▶ DATA TO USE:
________________________________________

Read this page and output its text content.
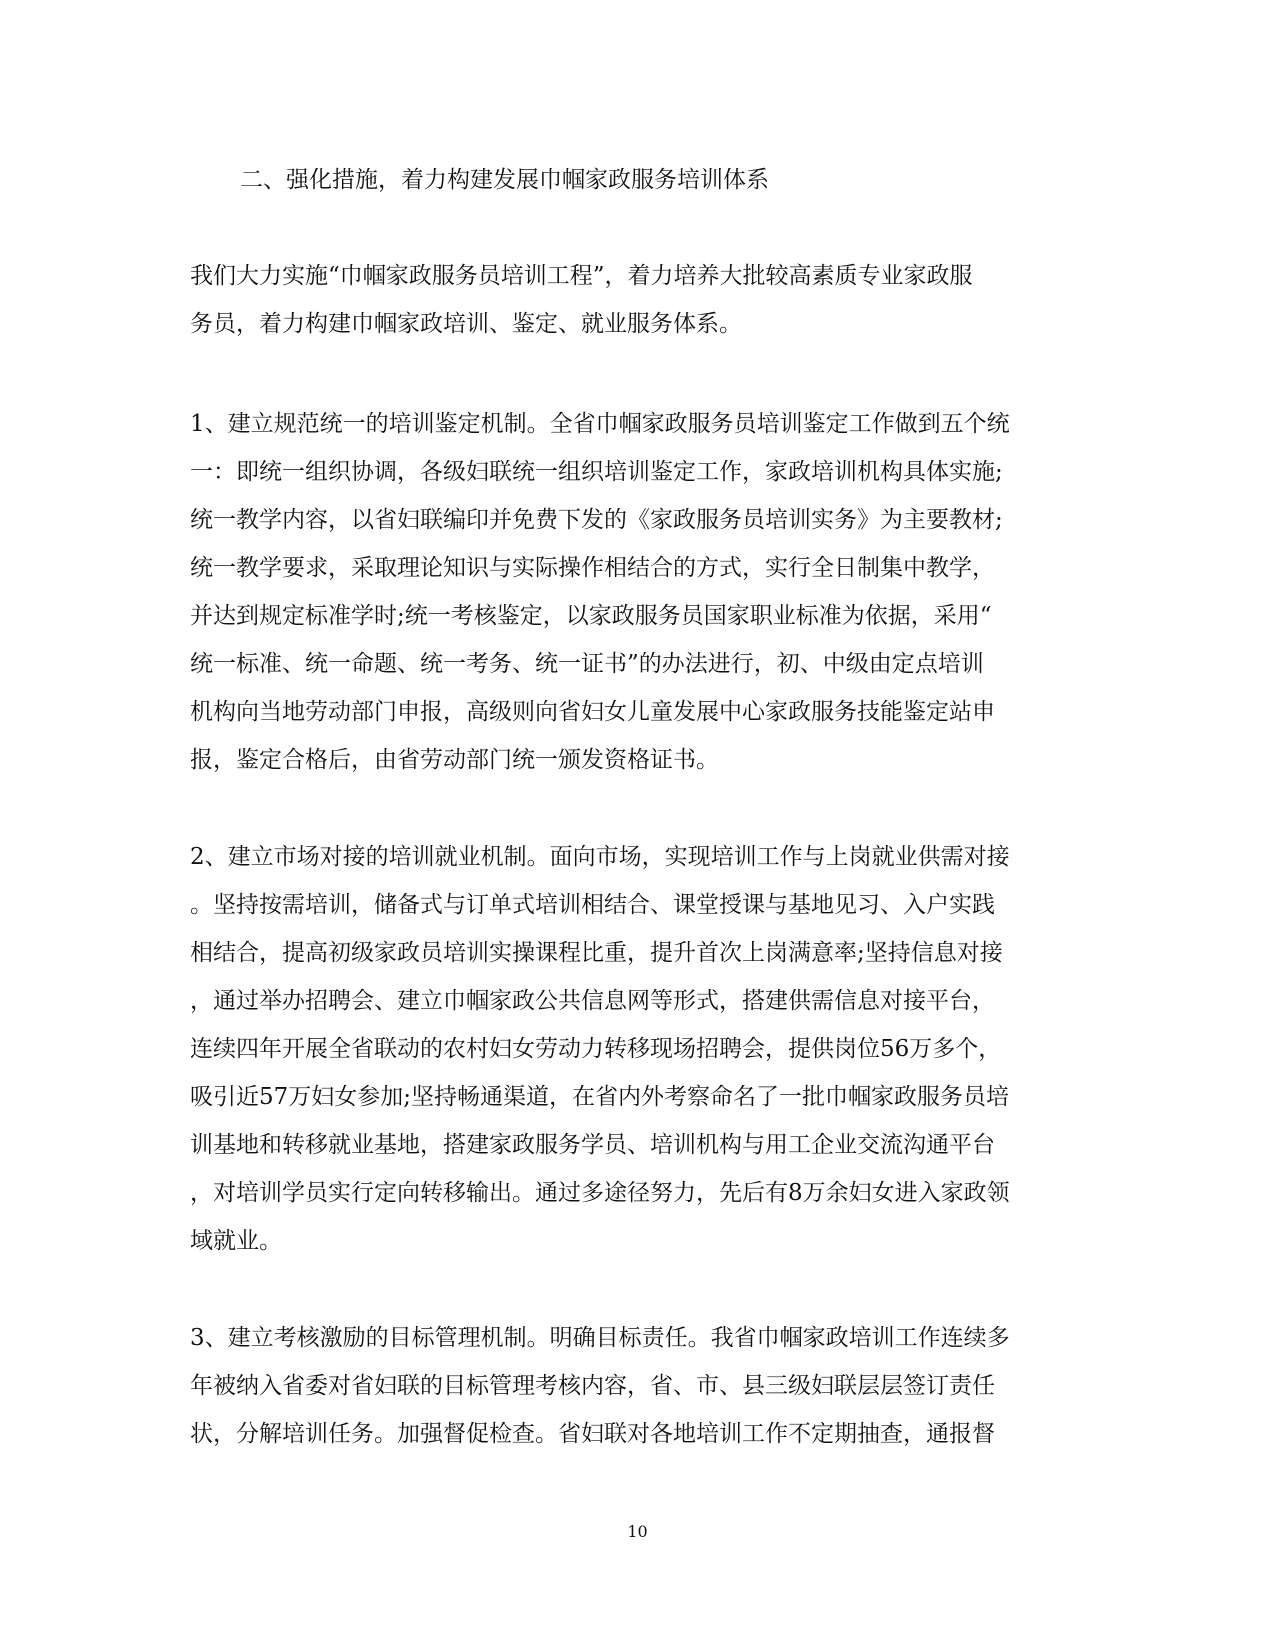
二、强化措施，着力构建发展巾帼家政服务培训体系
我们大力实施“巾帼家政服务员培训工程”，着力培养大批较高素质专业家政服
务员，着力构建巾帼家政培训、鉴定、就业服务体系。
1、建立规范统一的培训鉴定机制。全省巾帼家政服务员培训鉴定工作做到五个统
一：即统一组织协调，各级妇联统一组织培训鉴定工作，家政培训机构具体实施;
统一教学内容，以省妇联编印并免费下发的《家政服务员培训实务》为主要教材;
统一教学要求，采取理论知识与实际操作相结合的方式，实行全日制集中教学，
并达到规定标准学时;统一考核鉴定，以家政服务员国家职业标准为依据，采用“
统一标准、统一命题、统一考务、统一证书”的办法进行，初、中级由定点培训
机构向当地劳动部门申报，高级则向省妇女儿童发展中心家政服务技能鉴定站申
报，鉴定合格后，由省劳动部门统一颁发资格证书。
2、建立市场对接的培训就业机制。面向市场，实现培训工作与上岗就业供需对接
。坚持按需培训，储备式与订单式培训相结合、课堂授课与基地见习、入户实践
相结合，提高初级家政员培训实操课程比重，提升首次上岗满意率;坚持信息对接
，通过举办招聘会、建立巾帼家政公共信息网等形式，搭建供需信息对接平台，
连续四年开展全省联动的农村妇女劳动力转移现场招聘会，提供岗位56万多个，
吸引近57万妇女参加;坚持畅通渠道，在省内外考察命名了一批巾帼家政服务员培
训基地和转移就业基地，搭建家政服务学员、培训机构与用工企业交流沟通平台
，对培训学员实行定向转移输出。通过多途径努力，先后有8万余妇女进入家政领
域就业。
3、建立考核激励的目标管理机制。明确目标责任。我省巾帼家政培训工作连续多
年被纳入省委对省妇联的目标管理考核内容，省、市、县三级妇联层层签订责任
状，分解培训任务。加强督促检查。省妇联对各地培训工作不定期抽查，通报督
10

________________________________________

▶ GIVEN TASK:
Strip out the images, then output the records above word for word.

▶ SOLUTION FOR THIS EXERCISE:
Read this page and output its text content.
二、强化措施，着力构建发展巾帼家政服务培训体系
我们大力实施“巾帼家政服务员培训工程”，着力培养大批较高素质专业家政服
务员，着力构建巾帼家政培训、鉴定、就业服务体系。
1、建立规范统一的培训鉴定机制。全省巾帼家政服务员培训鉴定工作做到五个统
一：即统一组织协调，各级妇联统一组织培训鉴定工作，家政培训机构具体实施;
统一教学内容，以省妇联编印并免费下发的《家政服务员培训实务》为主要教材;
统一教学要求，采取理论知识与实际操作相结合的方式，实行全日制集中教学，
并达到规定标准学时;统一考核鉴定，以家政服务员国家职业标准为依据，采用“
统一标准、统一命题、统一考务、统一证书”的办法进行，初、中级由定点培训
机构向当地劳动部门申报，高级则向省妇女儿童发展中心家政服务技能鉴定站申
报，鉴定合格后，由省劳动部门统一颁发资格证书。
2、建立市场对接的培训就业机制。面向市场，实现培训工作与上岗就业供需对接
。坚持按需培训，储备式与订单式培训相结合、课堂授课与基地见习、入户实践
相结合，提高初级家政员培训实操课程比重，提升首次上岗满意率;坚持信息对接
，通过举办招聘会、建立巾帼家政公共信息网等形式，搭建供需信息对接平台，
连续四年开展全省联动的农村妇女劳动力转移现场招聘会，提供岗位56万多个，
吸引近57万妇女参加;坚持畅通渠道，在省内外考察命名了一批巾帼家政服务员培
训基地和转移就业基地，搭建家政服务学员、培训机构与用工企业交流沟通平台
，对培训学员实行定向转移输出。通过多途径努力，先后有8万余妇女进入家政领
域就业。
3、建立考核激励的目标管理机制。明确目标责任。我省巾帼家政培训工作连续多
年被纳入省委对省妇联的目标管理考核内容，省、市、县三级妇联层层签订责任
状，分解培训任务。加强督促检查。省妇联对各地培训工作不定期抽查，通报督
10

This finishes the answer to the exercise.